Selected excerpt ::
•••

Re: [m5-dev] [patch] add support for X86 sse3 haddps instruction

Gabe Black Fri, 06 Nov 2009 00:11:46 -0800

You seem to be missing the majority of the PC relative version... Would 
you like to fix that up, or should I?


Gabe

Gabe Black wrote:
> I debated adding an hadd microop or adding a flag that changed the 
> behavior of maddf, but in the end I didn't do either since I didn't have 
> a ready way to test any implementation of hadd. Between those two I'd 
> probably go with the hadd microop since maddf might end up overly 
> complicated and hard to use. I think it would be reasonable (but not 
> necessarily the right thing to do) to have an hadd microop since that 
> might be something the SSE pipeline knew how to do directly. Since there 
> isn't one of those currently and this will get the instruction to work, 
> I think I'll commit your patch. In the future, I'd like to handle both 
> this and the wide shifts more at the individual microop level since I'd 
> imagine that better approximates the performance of real hardware. If 
> anyone knows if that's true and is allowed to tell us, please do.

•••

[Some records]
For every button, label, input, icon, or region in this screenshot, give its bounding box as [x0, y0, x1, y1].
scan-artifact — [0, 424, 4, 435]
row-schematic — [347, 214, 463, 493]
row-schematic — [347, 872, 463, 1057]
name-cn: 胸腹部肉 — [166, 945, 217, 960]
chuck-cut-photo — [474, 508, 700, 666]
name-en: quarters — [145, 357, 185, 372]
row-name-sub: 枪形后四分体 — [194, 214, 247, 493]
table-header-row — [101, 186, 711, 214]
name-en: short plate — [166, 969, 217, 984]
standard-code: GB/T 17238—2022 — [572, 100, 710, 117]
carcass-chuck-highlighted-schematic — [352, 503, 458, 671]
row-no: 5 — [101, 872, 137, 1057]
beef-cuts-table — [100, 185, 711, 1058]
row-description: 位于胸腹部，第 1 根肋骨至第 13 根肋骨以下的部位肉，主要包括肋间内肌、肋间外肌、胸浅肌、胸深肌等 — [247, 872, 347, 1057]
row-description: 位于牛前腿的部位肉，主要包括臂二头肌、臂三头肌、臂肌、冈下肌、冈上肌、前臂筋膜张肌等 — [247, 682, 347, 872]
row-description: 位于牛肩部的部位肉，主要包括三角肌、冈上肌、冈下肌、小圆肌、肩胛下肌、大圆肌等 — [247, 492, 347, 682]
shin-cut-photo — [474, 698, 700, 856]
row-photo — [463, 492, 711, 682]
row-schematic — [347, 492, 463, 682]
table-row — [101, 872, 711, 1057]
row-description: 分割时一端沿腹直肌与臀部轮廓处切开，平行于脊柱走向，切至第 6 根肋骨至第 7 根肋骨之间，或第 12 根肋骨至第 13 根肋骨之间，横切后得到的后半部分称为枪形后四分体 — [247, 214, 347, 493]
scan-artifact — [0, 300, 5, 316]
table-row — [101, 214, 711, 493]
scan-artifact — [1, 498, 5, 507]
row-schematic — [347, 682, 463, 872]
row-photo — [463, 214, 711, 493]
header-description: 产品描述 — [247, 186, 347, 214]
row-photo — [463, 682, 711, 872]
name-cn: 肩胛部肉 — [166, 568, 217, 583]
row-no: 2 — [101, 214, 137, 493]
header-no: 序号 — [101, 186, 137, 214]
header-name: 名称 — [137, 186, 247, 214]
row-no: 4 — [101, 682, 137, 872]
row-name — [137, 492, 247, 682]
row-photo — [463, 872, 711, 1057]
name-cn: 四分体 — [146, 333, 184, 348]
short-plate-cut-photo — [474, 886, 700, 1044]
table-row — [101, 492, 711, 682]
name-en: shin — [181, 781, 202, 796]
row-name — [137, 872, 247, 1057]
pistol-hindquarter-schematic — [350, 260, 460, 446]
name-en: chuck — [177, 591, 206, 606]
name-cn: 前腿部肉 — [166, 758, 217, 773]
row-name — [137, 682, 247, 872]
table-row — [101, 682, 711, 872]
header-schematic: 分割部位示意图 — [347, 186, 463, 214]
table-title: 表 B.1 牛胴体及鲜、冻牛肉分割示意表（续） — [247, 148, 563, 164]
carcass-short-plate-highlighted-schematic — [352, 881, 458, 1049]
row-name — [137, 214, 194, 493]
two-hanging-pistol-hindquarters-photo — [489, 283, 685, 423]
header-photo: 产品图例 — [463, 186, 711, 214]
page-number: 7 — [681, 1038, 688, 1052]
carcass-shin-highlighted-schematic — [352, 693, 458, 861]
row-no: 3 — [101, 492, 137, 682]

•••

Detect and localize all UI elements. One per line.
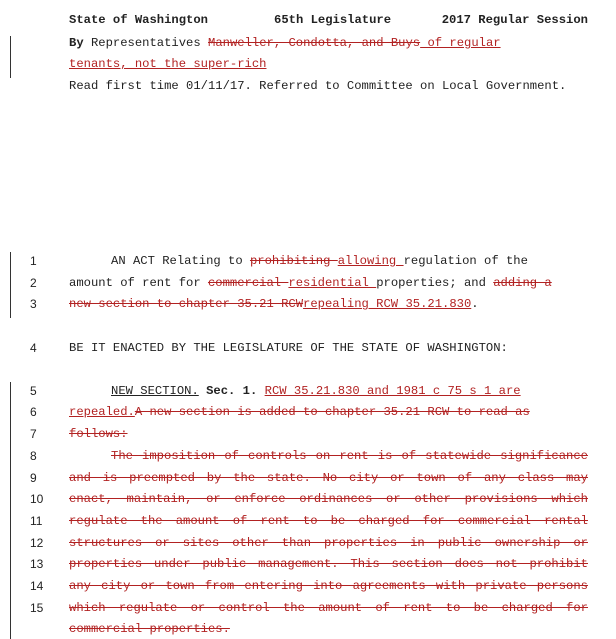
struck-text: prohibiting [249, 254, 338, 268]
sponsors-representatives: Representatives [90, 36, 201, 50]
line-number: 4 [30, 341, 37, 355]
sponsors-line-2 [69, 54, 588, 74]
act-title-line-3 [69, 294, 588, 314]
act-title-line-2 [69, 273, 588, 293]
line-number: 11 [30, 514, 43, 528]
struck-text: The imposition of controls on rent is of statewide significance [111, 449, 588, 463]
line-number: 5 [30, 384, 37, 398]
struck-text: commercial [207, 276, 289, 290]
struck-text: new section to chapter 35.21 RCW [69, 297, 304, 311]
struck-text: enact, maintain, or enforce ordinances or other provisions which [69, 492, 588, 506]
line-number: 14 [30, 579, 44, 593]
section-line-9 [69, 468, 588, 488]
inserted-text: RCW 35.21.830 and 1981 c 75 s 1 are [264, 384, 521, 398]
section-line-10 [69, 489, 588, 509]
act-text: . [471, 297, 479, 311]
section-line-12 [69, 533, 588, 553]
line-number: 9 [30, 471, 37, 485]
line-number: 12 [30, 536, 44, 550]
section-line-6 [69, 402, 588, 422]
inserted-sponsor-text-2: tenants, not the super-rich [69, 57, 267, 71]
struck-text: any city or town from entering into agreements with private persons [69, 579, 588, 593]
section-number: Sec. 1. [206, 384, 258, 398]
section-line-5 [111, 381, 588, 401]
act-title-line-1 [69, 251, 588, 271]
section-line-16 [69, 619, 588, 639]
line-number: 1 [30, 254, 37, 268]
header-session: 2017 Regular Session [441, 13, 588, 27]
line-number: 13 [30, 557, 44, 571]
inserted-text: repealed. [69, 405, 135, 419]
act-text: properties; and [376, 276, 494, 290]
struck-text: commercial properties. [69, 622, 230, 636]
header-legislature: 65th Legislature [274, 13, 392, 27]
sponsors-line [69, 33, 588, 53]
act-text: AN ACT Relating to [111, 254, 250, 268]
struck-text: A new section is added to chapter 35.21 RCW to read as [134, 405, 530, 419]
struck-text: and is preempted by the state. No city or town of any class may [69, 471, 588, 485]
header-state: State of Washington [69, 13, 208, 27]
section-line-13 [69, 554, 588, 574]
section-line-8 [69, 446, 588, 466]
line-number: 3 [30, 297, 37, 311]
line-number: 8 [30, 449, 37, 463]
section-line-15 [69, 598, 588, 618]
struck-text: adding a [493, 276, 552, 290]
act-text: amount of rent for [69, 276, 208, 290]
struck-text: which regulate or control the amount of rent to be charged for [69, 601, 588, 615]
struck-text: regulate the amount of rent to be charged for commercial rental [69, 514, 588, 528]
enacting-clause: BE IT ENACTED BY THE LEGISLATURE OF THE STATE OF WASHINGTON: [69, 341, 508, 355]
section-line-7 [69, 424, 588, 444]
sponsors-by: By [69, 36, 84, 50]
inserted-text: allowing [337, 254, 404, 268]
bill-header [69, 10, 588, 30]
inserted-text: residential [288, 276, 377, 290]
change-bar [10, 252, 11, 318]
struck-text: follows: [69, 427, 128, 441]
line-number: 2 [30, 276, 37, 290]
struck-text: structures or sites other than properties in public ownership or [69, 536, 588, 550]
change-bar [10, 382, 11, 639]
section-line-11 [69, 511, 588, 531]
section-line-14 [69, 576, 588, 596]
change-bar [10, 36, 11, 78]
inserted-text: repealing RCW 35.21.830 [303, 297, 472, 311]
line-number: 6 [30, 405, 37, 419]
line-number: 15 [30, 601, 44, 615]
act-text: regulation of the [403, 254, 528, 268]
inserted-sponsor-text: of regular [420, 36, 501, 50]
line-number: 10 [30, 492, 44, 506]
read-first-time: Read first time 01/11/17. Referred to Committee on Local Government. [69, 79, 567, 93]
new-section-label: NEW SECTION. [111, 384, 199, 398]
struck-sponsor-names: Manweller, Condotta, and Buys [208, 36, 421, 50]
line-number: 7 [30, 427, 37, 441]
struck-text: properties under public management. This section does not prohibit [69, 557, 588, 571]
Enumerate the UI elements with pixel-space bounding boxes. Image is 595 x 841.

•••

What you will do ::
1. Answer these questions about the thread on the haddps patch.
(a) According to the reply at the top, what does the patch seem to be missing?
(b) Between adding an hadd microop and adding a flag to maddf, which option would the quoted message's writer probably choose?
(c) What reason does the quoted message give for doing neither?
2. Reproduce the thread on the haddps patch from "Re: [m5-dev] [patch]" up to and including "or should I?".

Results of the tasks ::
1.
(a) The majority of the PC relative version.
(b) The hadd microop.
(c) There was no ready way to test any implementation of hadd.

2.
Re: [m5-dev] [patch] add support for X86 sse3 haddps instruction

Gabe Black Fri, 06 Nov 2009 00:11:46 -0800

You seem to be missing the majority of the PC relative version... Would 
you like to fix that up, or should I?